WHAT THE TASK REQUIRES. Look through the lines and report how many include the word "Reboot", giving nothing but the number.

PROVIDED DATA.
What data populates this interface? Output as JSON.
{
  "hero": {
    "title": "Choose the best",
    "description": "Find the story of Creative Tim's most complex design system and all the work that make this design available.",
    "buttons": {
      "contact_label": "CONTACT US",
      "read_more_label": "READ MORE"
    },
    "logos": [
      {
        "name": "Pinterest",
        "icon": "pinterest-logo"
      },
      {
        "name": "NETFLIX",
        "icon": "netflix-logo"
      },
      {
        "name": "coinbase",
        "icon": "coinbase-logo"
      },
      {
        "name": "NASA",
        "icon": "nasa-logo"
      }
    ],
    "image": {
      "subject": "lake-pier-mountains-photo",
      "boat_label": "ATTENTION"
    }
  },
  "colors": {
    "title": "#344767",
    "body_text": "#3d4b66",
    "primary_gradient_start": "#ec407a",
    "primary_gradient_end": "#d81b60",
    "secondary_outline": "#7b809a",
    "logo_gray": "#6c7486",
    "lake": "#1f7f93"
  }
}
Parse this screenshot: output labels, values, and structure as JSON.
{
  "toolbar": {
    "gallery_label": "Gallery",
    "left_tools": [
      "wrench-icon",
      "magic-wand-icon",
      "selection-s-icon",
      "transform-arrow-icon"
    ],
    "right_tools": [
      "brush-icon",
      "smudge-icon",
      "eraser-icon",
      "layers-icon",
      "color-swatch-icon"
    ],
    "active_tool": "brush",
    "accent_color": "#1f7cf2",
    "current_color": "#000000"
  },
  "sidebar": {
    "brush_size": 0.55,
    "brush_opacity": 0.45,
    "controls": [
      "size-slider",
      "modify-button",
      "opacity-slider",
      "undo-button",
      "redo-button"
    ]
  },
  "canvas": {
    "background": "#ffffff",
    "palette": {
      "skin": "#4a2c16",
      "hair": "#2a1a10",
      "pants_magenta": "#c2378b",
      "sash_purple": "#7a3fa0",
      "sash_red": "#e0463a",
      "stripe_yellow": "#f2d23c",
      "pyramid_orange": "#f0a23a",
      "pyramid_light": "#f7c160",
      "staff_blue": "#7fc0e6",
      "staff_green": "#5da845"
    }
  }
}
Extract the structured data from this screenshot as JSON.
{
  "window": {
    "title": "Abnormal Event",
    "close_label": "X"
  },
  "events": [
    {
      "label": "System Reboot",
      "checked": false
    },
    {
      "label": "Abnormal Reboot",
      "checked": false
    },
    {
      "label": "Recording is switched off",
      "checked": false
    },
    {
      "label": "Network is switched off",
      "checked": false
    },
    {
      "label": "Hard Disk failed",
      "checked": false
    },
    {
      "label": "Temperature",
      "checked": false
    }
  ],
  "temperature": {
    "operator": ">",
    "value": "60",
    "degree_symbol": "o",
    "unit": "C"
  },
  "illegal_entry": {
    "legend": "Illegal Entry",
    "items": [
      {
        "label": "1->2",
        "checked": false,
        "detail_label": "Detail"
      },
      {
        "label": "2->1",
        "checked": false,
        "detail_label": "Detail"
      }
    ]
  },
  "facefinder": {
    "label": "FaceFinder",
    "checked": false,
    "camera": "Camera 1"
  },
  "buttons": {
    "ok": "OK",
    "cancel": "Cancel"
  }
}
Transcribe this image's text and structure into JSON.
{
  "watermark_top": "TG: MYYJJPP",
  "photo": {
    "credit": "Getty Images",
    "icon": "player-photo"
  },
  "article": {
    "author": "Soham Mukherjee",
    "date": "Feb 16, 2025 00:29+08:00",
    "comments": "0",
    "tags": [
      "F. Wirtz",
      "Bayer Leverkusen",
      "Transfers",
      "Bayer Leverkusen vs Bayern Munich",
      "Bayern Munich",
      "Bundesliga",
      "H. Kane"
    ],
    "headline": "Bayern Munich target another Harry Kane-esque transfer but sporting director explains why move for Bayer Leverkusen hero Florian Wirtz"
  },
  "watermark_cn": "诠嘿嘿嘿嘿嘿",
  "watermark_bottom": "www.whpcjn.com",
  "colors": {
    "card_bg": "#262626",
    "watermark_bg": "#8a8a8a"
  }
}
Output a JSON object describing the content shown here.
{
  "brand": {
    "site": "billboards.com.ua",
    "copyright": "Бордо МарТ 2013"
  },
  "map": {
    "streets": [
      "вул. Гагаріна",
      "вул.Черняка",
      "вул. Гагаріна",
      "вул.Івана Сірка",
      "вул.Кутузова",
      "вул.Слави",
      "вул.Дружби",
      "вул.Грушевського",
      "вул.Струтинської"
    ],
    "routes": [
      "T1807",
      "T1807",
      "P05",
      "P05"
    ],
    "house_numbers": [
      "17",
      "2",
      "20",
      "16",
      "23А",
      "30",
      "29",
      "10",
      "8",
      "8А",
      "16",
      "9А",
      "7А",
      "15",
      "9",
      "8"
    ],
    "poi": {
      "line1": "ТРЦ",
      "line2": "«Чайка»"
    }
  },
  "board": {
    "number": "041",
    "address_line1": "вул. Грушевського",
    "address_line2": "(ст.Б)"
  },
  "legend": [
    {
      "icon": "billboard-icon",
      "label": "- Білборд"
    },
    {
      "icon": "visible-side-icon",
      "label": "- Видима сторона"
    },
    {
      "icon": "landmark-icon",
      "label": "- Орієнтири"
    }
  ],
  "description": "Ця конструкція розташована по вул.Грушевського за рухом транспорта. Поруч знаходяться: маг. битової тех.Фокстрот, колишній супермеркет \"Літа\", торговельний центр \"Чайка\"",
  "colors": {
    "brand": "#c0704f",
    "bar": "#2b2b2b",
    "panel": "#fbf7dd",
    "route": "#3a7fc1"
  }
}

TASK ANSWER. 2